* RECORD EXCERPTS:
----------

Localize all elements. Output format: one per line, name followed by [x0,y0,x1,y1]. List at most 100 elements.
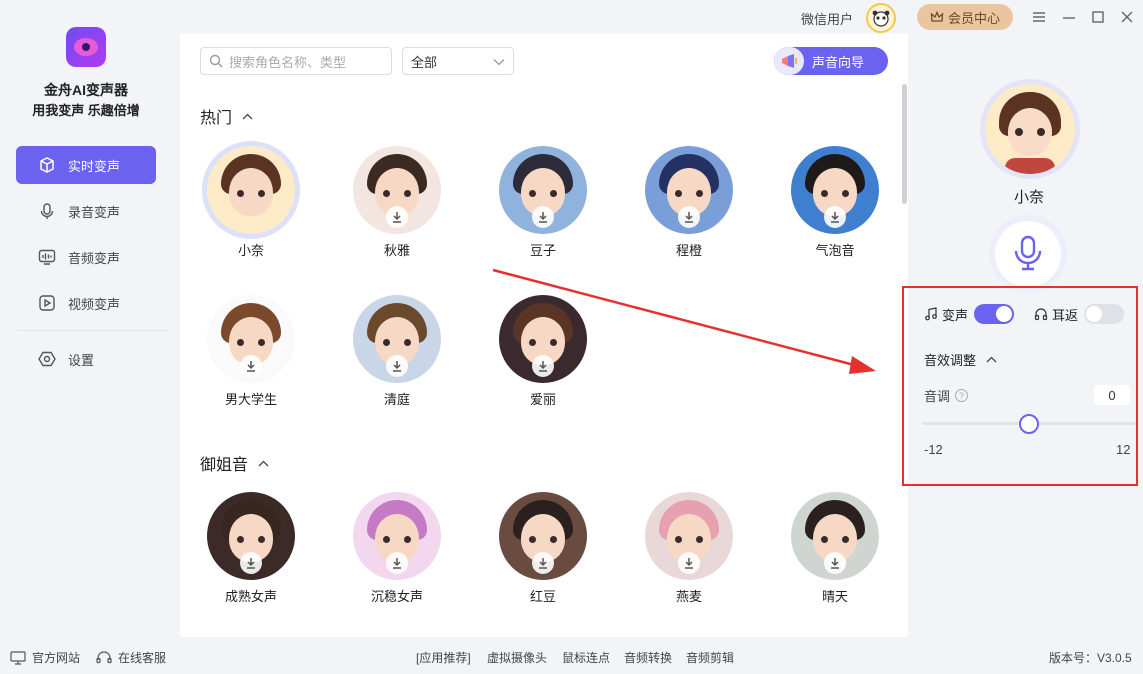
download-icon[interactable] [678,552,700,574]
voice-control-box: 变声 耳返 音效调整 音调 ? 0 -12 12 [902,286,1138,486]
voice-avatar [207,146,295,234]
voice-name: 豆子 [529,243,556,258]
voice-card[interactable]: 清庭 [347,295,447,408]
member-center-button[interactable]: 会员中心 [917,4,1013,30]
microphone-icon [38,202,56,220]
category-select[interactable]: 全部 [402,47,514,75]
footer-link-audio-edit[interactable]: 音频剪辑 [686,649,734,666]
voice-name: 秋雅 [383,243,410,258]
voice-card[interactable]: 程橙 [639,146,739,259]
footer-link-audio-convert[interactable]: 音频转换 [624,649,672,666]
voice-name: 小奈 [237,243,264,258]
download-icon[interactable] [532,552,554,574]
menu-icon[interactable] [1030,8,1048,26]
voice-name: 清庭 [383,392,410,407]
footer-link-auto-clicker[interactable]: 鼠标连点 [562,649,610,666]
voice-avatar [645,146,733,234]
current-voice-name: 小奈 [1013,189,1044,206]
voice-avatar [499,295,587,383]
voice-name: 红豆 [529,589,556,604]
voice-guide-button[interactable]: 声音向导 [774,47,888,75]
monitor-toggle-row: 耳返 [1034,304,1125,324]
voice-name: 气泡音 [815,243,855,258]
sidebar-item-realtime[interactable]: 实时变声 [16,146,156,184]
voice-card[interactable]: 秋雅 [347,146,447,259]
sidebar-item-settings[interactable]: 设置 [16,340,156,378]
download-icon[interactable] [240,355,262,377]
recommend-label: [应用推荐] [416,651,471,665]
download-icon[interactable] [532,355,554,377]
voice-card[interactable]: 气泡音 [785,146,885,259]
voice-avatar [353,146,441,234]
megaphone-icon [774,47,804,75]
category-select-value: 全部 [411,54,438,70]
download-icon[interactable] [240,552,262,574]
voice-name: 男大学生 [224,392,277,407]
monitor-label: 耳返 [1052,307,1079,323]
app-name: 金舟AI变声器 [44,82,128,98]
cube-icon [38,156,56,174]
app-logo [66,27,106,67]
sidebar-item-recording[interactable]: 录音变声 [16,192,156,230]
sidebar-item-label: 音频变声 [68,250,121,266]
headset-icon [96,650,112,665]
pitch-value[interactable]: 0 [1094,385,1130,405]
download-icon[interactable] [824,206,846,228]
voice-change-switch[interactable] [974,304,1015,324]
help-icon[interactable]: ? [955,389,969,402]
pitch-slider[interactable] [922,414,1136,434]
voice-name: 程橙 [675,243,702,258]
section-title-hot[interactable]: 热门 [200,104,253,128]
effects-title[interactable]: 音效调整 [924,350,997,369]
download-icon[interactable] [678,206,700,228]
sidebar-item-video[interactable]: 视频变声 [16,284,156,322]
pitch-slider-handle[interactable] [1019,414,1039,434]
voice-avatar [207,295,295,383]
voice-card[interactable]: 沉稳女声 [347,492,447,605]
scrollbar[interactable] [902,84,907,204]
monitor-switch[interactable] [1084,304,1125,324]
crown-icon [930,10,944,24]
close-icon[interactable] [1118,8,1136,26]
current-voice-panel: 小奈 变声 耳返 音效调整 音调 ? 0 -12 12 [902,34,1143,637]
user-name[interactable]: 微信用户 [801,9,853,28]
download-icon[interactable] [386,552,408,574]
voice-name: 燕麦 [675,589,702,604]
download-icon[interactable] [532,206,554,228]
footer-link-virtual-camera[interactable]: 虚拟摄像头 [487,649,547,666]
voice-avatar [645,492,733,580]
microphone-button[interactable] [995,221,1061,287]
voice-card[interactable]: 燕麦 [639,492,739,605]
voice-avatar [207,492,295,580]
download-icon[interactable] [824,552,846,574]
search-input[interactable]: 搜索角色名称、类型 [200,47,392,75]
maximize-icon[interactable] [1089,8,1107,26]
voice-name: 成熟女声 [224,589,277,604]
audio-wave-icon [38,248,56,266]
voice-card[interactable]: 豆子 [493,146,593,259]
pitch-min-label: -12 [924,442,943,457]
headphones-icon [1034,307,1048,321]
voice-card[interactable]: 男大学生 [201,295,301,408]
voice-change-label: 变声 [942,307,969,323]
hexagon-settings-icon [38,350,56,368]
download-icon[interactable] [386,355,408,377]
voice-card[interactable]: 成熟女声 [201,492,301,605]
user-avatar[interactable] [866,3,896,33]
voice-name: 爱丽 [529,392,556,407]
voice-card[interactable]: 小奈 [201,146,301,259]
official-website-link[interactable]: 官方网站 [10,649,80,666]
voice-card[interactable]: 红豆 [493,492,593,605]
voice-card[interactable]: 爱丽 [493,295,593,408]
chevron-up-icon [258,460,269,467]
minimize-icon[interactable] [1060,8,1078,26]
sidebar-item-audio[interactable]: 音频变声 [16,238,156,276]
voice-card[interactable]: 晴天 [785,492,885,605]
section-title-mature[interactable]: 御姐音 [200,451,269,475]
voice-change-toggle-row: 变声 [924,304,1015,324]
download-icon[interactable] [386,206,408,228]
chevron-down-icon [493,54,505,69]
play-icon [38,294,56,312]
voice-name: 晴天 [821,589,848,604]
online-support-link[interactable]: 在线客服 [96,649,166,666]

----------

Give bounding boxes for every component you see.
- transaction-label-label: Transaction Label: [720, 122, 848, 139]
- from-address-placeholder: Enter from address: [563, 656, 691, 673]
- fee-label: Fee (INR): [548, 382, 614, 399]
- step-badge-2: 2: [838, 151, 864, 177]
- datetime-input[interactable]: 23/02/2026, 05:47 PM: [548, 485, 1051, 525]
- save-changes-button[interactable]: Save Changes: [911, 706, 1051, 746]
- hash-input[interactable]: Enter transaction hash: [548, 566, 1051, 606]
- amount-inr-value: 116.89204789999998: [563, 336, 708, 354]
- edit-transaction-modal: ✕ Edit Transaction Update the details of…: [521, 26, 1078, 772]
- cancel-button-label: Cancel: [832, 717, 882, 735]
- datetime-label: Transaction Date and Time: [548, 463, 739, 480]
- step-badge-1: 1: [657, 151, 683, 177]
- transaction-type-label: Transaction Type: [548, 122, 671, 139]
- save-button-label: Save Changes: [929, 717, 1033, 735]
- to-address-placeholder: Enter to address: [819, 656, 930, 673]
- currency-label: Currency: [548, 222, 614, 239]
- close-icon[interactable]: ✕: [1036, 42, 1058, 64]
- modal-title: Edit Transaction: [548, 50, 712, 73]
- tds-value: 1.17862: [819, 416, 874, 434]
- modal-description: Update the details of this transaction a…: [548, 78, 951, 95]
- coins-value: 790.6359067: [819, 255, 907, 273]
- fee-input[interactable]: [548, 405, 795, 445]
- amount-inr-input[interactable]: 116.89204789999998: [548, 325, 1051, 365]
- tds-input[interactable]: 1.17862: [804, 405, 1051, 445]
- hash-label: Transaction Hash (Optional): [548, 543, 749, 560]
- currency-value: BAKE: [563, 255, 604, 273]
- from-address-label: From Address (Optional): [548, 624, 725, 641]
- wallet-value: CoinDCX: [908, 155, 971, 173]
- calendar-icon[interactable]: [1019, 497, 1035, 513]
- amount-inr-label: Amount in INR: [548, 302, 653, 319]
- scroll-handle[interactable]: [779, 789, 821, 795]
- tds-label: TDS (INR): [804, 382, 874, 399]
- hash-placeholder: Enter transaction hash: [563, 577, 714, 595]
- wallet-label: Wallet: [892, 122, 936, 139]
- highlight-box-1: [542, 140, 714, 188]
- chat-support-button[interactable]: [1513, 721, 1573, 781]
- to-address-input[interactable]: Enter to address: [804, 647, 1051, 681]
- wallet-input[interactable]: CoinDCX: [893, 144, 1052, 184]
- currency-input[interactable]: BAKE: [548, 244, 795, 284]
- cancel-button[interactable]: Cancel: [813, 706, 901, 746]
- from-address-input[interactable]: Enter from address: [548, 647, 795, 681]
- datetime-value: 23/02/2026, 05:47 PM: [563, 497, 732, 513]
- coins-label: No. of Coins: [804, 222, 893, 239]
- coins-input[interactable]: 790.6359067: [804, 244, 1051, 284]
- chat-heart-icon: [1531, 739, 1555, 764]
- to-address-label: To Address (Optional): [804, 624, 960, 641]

----------

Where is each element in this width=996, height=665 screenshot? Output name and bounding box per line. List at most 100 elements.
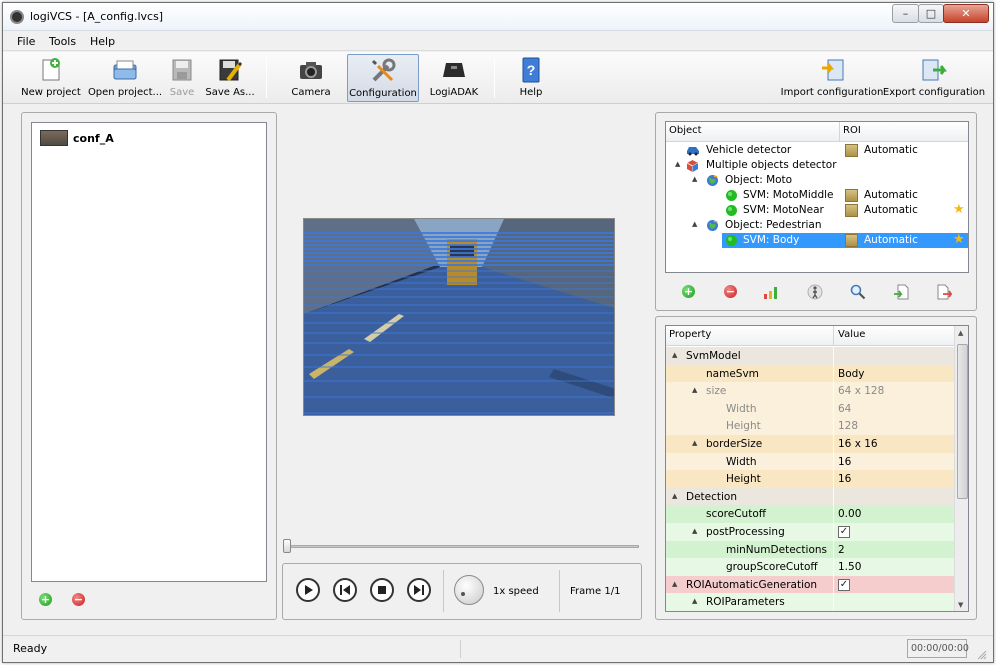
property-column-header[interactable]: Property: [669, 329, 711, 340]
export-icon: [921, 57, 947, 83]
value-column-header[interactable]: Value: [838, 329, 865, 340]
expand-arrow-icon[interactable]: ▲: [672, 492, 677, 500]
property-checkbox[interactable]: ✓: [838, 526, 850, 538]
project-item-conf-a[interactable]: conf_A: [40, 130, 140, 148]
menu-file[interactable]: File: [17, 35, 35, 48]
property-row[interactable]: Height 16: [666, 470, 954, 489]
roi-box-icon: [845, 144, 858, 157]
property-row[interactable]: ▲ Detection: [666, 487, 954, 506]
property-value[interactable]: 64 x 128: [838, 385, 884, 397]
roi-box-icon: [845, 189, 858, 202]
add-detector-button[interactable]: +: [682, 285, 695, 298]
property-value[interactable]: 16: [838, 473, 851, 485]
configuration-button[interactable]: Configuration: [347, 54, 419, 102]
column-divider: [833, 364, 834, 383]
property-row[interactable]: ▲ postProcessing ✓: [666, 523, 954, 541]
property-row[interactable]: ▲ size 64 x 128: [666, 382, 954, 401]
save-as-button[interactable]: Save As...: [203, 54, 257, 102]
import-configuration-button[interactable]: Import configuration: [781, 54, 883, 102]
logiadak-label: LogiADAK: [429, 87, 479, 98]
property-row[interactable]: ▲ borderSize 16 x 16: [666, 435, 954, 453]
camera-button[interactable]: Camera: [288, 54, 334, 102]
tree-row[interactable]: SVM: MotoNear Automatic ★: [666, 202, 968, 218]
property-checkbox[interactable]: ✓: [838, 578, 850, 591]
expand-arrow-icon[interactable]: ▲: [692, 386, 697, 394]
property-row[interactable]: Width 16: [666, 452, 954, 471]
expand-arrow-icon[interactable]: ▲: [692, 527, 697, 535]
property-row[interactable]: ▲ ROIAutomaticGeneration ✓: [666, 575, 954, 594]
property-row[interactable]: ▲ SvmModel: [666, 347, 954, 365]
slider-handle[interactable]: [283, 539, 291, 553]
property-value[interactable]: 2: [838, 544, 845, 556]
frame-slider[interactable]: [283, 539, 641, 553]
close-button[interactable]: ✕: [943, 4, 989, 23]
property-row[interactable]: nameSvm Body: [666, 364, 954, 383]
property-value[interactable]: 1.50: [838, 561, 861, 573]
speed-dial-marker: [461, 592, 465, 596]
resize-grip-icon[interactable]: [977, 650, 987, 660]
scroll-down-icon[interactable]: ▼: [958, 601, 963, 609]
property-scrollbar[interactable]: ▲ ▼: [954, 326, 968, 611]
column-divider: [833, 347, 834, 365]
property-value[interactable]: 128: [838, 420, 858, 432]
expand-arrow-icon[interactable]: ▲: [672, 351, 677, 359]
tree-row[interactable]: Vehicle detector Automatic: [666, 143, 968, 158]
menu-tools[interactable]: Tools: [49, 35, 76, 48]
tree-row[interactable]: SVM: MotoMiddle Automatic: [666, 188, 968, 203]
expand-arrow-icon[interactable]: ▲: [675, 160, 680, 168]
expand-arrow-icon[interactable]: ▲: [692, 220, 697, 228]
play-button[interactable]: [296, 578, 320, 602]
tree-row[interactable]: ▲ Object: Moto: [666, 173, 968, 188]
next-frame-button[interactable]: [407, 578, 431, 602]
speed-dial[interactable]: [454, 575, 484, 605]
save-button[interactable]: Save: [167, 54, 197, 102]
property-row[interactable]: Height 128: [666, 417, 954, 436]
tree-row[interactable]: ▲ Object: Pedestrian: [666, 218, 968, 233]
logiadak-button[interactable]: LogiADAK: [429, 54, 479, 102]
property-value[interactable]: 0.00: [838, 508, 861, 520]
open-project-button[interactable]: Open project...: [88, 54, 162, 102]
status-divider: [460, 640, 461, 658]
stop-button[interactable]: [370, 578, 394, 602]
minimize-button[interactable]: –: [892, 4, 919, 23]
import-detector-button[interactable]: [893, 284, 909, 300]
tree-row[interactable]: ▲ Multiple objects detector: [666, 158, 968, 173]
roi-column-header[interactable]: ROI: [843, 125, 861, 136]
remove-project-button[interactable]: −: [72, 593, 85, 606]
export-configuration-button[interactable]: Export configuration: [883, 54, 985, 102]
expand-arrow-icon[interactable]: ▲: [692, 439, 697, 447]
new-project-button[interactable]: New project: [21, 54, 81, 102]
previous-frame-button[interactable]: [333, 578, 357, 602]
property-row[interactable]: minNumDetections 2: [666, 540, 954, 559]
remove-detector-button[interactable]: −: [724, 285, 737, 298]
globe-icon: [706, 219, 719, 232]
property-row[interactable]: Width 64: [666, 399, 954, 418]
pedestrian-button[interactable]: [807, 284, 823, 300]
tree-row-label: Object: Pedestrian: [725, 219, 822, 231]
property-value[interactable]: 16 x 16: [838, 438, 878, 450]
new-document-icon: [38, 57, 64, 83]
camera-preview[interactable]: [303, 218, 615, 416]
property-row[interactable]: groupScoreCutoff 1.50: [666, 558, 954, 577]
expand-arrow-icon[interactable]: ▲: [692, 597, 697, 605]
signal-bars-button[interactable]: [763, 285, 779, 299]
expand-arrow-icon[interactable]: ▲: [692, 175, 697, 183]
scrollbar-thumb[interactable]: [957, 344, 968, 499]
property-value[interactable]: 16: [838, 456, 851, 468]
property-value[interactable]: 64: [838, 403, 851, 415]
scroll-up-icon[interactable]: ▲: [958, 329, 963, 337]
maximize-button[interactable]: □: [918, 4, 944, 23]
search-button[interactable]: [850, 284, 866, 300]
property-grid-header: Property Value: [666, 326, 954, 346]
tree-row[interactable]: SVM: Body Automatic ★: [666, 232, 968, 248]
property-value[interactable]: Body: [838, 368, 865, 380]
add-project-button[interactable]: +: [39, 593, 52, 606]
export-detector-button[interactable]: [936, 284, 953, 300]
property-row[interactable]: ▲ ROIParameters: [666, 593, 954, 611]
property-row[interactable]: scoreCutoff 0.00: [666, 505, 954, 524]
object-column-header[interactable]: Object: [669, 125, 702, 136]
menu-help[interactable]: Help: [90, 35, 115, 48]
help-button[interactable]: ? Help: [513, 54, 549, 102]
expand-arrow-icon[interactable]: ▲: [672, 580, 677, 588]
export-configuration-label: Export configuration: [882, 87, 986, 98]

----------

* OBJECTIVE: Begin at the line that has "download-icon[interactable] [678,552,700,574]" and stop after the line that has "voice-card[interactable]: 清庭 [347,295,447,408]" in the records above. Give only those lines, with "voice-name" swapped for "speaker-name" and nothing else changed.

* WRITTEN REPLY:
download-icon[interactable] [678,552,700,574]
voice-control-box: 变声 耳返 音效调整 音调 ? 0 -12 12 [902,286,1138,486]
voice-avatar [207,146,295,234]
speaker-name: 豆子 [529,243,556,258]
voice-card[interactable]: 清庭 [347,295,447,408]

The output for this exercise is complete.